EXERCISE: Return every line below in which "window" appears.

Dataset items
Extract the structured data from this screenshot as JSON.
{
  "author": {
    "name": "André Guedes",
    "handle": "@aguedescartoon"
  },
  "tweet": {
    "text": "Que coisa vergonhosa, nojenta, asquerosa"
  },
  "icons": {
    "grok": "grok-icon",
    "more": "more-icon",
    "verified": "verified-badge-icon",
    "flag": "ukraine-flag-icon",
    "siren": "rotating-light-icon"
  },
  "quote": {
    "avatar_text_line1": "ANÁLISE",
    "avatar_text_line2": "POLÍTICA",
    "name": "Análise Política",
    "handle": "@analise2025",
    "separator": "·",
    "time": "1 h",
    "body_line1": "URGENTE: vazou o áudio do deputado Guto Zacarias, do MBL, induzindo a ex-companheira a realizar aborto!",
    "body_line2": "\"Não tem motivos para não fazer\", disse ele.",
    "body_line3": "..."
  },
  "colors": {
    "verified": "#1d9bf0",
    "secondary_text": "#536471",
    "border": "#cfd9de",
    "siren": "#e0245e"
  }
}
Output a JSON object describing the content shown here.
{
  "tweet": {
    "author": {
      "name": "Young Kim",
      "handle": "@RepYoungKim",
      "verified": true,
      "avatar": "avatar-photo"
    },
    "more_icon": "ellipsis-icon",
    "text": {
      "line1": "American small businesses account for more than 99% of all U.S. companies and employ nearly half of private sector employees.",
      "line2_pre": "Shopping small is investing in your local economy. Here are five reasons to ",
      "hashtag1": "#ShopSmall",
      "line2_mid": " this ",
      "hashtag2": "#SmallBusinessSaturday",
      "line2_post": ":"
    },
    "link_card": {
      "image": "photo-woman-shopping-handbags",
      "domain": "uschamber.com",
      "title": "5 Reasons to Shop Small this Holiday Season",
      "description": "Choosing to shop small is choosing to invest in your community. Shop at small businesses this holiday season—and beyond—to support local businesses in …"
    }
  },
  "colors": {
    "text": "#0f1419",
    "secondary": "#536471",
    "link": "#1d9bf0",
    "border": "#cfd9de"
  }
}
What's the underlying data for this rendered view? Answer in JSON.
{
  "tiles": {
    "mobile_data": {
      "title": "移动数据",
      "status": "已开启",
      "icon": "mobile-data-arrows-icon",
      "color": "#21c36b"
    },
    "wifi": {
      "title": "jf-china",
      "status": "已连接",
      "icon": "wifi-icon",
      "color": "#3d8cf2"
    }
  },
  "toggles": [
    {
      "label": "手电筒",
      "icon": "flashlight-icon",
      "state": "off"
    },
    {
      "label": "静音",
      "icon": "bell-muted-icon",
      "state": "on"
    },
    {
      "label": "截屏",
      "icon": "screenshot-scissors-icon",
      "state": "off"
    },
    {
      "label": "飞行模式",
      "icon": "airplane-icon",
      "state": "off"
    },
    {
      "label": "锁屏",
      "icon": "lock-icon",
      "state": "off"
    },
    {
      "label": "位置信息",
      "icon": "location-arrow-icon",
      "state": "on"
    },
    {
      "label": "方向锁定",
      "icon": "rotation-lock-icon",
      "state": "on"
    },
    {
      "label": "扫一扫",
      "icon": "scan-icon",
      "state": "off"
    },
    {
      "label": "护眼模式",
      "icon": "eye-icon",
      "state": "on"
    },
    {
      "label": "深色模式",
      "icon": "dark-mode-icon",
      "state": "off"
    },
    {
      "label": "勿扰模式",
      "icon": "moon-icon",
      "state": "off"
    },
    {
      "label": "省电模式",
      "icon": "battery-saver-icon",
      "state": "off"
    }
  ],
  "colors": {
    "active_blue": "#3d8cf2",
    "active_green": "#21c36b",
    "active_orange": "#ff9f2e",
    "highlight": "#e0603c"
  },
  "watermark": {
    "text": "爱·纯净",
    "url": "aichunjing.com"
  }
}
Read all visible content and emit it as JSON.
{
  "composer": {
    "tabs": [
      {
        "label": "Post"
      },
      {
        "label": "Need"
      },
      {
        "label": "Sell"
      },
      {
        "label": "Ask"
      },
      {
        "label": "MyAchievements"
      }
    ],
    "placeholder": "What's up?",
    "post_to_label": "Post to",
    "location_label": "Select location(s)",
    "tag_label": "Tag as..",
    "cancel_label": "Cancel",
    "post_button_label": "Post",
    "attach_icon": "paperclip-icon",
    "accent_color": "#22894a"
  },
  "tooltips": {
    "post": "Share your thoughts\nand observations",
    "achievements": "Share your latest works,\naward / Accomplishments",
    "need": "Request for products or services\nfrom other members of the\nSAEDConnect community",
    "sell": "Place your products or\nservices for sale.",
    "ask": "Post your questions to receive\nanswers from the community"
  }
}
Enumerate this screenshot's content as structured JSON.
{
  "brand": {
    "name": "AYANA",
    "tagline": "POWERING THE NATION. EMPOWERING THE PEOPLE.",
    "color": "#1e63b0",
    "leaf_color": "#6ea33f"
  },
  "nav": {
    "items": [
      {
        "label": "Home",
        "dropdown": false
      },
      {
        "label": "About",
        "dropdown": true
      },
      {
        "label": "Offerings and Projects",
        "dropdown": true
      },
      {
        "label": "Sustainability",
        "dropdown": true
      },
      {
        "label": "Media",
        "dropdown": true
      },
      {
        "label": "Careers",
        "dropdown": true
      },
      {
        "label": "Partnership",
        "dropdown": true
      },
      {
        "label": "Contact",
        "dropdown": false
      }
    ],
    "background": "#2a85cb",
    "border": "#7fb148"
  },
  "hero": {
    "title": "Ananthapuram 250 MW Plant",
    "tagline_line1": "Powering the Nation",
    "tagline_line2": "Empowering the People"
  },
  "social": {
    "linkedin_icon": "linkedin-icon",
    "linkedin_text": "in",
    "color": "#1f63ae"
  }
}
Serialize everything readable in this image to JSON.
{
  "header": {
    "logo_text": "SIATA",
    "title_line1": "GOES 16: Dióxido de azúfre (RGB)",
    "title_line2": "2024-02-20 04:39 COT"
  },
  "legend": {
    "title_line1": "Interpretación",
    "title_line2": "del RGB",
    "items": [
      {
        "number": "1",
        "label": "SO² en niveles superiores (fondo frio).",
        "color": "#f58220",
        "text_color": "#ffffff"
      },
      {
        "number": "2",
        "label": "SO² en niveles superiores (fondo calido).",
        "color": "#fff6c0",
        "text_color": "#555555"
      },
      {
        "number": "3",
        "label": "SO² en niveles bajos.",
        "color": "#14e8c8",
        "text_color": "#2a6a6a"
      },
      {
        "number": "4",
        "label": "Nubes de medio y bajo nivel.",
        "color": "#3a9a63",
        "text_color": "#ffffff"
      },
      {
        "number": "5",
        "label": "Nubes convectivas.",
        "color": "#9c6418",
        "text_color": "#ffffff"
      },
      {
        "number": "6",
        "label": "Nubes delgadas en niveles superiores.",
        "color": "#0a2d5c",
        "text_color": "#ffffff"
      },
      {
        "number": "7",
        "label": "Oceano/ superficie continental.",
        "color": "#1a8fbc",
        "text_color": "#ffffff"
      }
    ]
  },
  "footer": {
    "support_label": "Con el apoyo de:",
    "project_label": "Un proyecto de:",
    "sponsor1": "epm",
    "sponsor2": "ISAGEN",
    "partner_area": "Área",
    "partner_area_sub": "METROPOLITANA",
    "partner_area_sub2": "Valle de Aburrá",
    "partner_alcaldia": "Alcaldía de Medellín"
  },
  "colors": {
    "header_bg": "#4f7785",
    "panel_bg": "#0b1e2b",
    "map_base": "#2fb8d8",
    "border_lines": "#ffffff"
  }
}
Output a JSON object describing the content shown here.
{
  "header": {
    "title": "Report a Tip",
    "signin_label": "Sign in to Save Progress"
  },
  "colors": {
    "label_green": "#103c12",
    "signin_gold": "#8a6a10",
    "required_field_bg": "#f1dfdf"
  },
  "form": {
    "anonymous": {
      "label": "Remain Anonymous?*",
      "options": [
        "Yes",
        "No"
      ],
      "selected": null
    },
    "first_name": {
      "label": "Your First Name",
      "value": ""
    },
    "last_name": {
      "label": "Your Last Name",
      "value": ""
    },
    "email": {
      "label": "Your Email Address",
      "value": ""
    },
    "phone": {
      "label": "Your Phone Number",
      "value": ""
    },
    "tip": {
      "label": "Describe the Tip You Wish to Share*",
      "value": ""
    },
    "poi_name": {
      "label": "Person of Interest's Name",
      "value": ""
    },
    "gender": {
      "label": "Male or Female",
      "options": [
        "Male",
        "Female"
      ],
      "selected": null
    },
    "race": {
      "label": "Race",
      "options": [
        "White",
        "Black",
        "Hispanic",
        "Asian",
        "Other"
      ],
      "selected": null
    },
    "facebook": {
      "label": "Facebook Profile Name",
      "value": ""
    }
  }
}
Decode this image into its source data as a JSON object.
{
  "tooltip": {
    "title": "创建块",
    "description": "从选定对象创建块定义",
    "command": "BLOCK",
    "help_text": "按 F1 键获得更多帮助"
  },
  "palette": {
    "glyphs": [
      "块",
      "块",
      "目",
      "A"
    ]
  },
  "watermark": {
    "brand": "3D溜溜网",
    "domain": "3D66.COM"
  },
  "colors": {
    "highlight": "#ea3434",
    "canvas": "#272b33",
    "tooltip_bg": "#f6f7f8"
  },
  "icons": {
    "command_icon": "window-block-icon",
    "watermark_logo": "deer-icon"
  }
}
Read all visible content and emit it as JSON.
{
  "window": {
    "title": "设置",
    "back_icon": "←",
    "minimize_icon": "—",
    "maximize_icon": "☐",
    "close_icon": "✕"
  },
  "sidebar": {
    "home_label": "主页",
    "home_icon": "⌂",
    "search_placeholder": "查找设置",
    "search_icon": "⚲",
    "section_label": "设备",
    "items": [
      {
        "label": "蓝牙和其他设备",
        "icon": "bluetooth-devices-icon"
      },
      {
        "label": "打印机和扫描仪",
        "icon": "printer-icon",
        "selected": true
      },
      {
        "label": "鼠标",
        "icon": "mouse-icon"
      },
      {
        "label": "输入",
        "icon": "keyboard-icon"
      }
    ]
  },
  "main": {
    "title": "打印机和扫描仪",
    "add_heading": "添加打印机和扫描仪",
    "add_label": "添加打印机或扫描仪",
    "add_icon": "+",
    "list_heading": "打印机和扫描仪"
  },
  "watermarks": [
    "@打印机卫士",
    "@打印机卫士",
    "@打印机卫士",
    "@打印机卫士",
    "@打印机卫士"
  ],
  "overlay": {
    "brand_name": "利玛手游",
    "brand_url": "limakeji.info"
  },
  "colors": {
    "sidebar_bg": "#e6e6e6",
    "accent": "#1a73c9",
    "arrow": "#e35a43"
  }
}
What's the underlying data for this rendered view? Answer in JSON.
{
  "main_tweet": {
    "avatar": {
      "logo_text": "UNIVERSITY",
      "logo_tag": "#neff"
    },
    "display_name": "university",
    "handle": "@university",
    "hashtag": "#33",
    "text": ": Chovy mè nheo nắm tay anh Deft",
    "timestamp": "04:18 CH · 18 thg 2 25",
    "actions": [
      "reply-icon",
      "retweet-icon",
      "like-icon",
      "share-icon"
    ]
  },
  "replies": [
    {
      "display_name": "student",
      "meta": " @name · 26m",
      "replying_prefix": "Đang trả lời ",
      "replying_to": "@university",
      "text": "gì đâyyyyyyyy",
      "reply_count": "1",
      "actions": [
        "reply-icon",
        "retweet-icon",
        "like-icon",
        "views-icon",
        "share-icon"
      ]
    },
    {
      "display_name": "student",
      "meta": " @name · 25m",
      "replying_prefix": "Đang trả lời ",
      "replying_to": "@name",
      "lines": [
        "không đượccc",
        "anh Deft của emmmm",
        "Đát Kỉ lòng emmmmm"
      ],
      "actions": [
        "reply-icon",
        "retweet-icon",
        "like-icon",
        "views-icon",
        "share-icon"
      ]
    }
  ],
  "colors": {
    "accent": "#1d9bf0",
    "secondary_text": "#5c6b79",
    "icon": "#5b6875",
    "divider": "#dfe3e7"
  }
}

EXPECTED ANSWER:
    "command_icon": "window-block-icon",
  "window": {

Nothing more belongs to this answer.